__Your objective__.
Will you output all of the data below exactly, omitting the images?

__Exercise materials__.

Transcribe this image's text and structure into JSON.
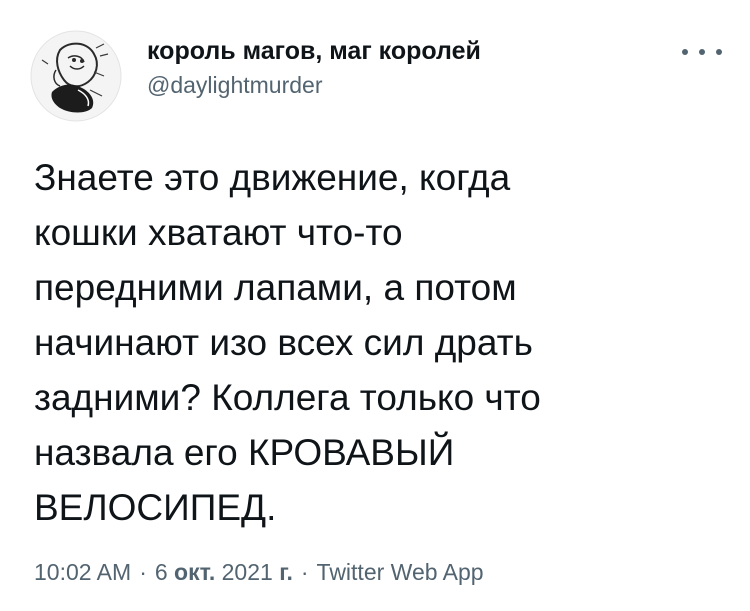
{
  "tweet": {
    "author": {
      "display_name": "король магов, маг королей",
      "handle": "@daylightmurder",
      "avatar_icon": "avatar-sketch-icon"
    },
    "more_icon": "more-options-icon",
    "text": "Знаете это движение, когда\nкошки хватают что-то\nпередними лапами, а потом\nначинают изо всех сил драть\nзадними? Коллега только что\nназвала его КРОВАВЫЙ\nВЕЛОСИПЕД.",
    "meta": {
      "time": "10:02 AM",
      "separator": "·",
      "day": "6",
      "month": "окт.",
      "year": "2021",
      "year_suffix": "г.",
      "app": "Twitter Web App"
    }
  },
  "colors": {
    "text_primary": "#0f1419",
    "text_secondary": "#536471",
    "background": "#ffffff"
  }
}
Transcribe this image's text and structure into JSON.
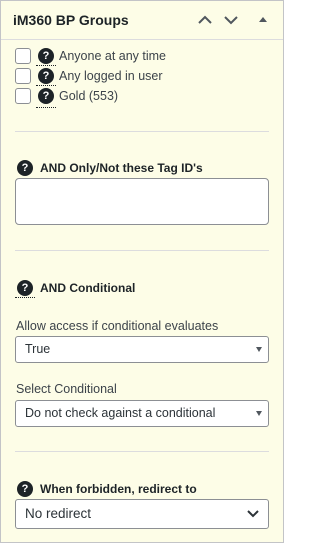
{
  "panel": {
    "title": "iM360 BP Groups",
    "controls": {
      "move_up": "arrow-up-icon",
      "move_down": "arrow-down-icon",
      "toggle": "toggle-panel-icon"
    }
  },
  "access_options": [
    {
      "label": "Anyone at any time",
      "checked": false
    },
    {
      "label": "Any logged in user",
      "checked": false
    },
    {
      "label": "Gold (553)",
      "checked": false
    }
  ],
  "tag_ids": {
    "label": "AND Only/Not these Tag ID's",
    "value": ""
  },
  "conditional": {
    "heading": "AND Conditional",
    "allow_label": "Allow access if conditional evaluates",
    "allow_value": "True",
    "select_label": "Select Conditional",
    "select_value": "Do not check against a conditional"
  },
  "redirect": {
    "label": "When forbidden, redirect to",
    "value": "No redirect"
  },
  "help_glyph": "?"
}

__Response below__.
Transcribe this image's text and structure into JSON.
{
  "tweet": {
    "author": {
      "display_name": "король магов, маг королей",
      "handle": "@daylightmurder",
      "avatar_icon": "avatar-sketch-icon"
    },
    "more_icon": "more-options-icon",
    "text": "Знаете это движение, когда\nкошки хватают что-то\nпередними лапами, а потом\nначинают изо всех сил драть\nзадними? Коллега только что\nназвала его КРОВАВЫЙ\nВЕЛОСИПЕД.",
    "meta": {
      "time": "10:02 AM",
      "separator": "·",
      "day": "6",
      "month": "окт.",
      "year": "2021",
      "year_suffix": "г.",
      "app": "Twitter Web App"
    }
  },
  "colors": {
    "text_primary": "#0f1419",
    "text_secondary": "#536471",
    "background": "#ffffff"
  }
}
Transcribe this image's text and structure into JSON.
{
  "panel": {
    "title": "iM360 BP Groups",
    "controls": {
      "move_up": "arrow-up-icon",
      "move_down": "arrow-down-icon",
      "toggle": "toggle-panel-icon"
    }
  },
  "access_options": [
    {
      "label": "Anyone at any time",
      "checked": false
    },
    {
      "label": "Any logged in user",
      "checked": false
    },
    {
      "label": "Gold (553)",
      "checked": false
    }
  ],
  "tag_ids": {
    "label": "AND Only/Not these Tag ID's",
    "value": ""
  },
  "conditional": {
    "heading": "AND Conditional",
    "allow_label": "Allow access if conditional evaluates",
    "allow_value": "True",
    "select_label": "Select Conditional",
    "select_value": "Do not check against a conditional"
  },
  "redirect": {
    "label": "When forbidden, redirect to",
    "value": "No redirect"
  },
  "help_glyph": "?"
}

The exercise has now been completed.